+++ Material proporcionado +++
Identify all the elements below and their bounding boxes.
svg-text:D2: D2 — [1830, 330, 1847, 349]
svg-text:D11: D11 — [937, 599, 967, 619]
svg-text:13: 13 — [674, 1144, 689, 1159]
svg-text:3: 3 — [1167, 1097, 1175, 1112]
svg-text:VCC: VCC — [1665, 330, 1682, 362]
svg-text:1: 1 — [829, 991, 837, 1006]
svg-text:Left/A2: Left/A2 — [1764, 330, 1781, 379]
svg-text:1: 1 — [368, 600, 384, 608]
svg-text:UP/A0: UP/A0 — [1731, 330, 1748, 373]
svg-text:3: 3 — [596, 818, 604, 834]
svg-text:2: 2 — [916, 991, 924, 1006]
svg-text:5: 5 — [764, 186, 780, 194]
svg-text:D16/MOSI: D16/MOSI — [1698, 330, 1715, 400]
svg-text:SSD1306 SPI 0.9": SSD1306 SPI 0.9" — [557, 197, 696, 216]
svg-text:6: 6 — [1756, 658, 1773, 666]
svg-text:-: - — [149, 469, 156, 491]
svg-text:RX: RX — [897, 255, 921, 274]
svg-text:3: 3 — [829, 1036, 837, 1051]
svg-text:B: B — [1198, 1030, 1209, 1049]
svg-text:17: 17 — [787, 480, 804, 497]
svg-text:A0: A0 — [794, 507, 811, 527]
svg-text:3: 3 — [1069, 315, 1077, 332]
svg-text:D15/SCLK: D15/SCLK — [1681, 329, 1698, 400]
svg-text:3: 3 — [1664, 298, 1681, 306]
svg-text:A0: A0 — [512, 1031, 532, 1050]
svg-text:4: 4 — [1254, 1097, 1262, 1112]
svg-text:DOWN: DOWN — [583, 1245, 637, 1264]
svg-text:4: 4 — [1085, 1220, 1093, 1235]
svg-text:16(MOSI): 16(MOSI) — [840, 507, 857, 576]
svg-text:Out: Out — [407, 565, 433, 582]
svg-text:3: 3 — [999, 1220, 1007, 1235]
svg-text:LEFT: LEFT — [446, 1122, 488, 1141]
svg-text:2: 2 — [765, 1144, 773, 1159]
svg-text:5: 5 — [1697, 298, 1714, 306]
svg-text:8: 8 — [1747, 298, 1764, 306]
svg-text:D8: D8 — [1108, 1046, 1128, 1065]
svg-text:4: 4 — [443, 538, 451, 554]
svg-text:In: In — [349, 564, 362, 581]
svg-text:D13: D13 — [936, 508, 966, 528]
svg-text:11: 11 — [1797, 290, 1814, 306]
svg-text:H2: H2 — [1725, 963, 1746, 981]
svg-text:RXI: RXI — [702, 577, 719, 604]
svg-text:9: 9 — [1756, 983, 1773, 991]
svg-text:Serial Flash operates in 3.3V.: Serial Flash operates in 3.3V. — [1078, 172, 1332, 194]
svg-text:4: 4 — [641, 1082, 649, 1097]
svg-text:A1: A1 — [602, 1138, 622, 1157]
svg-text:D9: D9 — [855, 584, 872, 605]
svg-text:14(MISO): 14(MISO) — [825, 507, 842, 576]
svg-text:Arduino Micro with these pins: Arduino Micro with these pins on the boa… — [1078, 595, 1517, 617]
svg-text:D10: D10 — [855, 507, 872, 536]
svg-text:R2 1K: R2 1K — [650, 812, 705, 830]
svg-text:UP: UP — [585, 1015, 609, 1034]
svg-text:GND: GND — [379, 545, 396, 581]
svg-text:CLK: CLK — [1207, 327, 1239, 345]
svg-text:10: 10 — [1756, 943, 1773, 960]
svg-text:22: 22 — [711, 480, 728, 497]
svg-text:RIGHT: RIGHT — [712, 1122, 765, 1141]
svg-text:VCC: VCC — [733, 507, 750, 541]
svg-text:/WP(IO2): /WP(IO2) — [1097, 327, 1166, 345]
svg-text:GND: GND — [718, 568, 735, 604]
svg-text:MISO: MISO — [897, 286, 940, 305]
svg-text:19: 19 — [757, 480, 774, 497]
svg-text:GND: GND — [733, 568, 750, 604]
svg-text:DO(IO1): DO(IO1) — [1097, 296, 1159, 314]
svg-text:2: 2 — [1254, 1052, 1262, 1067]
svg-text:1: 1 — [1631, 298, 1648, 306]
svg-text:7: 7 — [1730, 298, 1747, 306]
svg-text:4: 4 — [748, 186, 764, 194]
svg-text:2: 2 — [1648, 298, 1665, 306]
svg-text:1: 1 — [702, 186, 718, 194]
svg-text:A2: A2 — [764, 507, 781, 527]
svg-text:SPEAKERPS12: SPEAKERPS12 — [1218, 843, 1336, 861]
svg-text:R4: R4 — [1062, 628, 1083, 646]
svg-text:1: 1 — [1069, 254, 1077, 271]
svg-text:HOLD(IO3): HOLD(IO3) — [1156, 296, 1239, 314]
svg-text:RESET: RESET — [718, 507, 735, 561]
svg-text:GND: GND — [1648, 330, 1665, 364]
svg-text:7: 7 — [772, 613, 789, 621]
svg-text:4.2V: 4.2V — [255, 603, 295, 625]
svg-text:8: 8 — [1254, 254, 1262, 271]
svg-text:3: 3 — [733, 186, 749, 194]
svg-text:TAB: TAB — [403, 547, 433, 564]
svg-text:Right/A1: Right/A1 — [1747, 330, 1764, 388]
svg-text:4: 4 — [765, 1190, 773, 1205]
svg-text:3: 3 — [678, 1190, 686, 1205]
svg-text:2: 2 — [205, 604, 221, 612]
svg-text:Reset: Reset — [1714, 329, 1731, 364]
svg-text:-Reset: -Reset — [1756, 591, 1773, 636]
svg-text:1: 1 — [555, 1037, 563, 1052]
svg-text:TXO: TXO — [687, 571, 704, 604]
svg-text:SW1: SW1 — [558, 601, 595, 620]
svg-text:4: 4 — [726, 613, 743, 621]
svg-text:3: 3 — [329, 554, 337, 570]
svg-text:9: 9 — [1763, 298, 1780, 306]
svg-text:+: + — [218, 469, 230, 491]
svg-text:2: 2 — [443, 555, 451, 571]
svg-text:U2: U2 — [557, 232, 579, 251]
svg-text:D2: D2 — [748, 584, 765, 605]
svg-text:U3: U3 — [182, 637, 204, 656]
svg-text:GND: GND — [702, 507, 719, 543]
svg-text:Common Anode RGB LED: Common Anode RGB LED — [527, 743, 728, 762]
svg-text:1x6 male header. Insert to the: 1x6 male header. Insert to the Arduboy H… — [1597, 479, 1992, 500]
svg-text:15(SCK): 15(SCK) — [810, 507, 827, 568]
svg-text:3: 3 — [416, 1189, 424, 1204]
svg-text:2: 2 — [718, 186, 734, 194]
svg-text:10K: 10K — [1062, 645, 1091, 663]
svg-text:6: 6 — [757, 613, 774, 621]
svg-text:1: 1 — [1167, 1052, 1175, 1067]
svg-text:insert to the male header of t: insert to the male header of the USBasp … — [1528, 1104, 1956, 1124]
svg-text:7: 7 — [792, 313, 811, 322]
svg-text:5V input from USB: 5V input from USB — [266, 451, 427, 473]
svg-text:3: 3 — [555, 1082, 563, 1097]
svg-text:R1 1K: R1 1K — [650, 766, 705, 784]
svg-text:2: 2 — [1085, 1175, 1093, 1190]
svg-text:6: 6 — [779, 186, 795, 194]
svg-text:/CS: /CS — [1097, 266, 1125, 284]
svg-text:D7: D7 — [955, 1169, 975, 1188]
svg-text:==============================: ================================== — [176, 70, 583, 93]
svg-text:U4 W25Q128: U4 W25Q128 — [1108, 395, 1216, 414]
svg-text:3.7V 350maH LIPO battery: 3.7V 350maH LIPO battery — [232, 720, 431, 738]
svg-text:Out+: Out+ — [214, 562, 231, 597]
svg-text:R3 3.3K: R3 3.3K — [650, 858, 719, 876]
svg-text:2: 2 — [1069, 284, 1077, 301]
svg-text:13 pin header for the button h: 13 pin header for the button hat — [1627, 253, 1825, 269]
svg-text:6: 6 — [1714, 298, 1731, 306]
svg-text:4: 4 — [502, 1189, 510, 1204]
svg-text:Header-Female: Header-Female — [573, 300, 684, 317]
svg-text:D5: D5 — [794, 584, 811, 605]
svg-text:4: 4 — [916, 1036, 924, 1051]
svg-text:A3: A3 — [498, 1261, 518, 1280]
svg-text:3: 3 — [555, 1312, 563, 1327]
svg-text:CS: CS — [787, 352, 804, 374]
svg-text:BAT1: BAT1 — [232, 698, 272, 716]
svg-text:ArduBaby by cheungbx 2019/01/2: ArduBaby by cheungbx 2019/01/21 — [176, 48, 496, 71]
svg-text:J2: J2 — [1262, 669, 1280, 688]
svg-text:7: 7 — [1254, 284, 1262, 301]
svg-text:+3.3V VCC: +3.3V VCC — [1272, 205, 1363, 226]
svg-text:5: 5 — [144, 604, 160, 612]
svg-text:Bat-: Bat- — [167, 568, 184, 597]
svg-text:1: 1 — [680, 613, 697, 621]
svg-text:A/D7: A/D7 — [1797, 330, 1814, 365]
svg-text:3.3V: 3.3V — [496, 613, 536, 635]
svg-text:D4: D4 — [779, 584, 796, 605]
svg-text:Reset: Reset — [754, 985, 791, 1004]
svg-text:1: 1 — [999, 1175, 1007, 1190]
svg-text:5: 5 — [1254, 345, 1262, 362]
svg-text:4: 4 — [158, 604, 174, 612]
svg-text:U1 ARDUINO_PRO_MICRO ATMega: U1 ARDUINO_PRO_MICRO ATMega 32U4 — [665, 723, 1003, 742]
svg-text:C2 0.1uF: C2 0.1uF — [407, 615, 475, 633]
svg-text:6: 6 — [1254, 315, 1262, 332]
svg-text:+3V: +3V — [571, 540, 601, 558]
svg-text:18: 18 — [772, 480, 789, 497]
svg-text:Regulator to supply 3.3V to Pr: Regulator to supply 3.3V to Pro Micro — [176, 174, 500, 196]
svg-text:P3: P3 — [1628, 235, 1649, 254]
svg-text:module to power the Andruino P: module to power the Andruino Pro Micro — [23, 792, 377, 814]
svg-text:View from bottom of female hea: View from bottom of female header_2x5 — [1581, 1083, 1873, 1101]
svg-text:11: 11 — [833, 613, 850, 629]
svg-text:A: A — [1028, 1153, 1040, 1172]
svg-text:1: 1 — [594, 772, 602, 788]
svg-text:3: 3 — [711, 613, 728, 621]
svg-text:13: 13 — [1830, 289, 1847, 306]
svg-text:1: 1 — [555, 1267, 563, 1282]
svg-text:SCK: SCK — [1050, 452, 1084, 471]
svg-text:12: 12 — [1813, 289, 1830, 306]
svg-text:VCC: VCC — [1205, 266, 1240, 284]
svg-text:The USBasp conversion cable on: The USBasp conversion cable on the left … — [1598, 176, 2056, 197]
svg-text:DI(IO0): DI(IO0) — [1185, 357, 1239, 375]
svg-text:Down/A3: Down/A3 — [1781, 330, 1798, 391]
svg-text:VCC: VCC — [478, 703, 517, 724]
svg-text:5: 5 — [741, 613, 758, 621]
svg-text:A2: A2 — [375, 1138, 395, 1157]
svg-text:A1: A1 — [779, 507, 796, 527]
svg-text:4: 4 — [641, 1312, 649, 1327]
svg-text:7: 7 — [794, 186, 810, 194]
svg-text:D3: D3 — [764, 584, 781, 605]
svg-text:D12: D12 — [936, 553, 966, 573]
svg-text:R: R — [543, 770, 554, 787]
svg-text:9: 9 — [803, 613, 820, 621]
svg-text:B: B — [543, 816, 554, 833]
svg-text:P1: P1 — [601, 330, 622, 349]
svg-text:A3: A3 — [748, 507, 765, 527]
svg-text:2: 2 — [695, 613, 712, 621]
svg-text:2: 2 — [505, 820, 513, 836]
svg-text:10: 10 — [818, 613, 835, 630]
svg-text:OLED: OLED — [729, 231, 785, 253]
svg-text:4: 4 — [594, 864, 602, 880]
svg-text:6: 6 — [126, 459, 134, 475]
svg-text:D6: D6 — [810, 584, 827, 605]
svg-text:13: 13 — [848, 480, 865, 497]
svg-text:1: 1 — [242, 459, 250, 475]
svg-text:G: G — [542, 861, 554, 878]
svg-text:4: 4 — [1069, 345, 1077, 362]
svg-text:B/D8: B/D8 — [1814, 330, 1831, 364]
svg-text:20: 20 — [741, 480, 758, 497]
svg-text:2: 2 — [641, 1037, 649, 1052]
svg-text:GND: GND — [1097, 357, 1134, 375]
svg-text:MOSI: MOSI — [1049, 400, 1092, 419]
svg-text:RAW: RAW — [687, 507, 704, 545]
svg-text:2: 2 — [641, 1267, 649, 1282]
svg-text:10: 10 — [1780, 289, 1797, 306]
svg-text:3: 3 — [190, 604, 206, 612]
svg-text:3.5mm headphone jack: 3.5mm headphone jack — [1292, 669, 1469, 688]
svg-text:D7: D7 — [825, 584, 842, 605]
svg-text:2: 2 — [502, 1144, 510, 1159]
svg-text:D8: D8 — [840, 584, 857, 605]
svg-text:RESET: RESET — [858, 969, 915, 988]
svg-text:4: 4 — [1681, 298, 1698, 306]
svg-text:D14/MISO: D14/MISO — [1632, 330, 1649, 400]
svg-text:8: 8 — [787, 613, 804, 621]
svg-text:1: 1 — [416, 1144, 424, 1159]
+++
Tarea planteada
Transcribe literalmente las líneas que van desde el comienzo de los registros hasta la línea que contiene "svg-text:RX: RX — [897, 255, 921, 274]", ambas incluidas.

Resultado de tarea
Identify all the elements below and their bounding boxes.
svg-text:D2: D2 — [1830, 330, 1847, 349]
svg-text:D11: D11 — [937, 599, 967, 619]
svg-text:13: 13 — [674, 1144, 689, 1159]
svg-text:3: 3 — [1167, 1097, 1175, 1112]
svg-text:VCC: VCC — [1665, 330, 1682, 362]
svg-text:1: 1 — [829, 991, 837, 1006]
svg-text:Left/A2: Left/A2 — [1764, 330, 1781, 379]
svg-text:1: 1 — [368, 600, 384, 608]
svg-text:UP/A0: UP/A0 — [1731, 330, 1748, 373]
svg-text:3: 3 — [596, 818, 604, 834]
svg-text:2: 2 — [916, 991, 924, 1006]
svg-text:5: 5 — [764, 186, 780, 194]
svg-text:D16/MOSI: D16/MOSI — [1698, 330, 1715, 400]
svg-text:SSD1306 SPI 0.9": SSD1306 SPI 0.9" — [557, 197, 696, 216]
svg-text:6: 6 — [1756, 658, 1773, 666]
svg-text:-: - — [149, 469, 156, 491]
svg-text:RX: RX — [897, 255, 921, 274]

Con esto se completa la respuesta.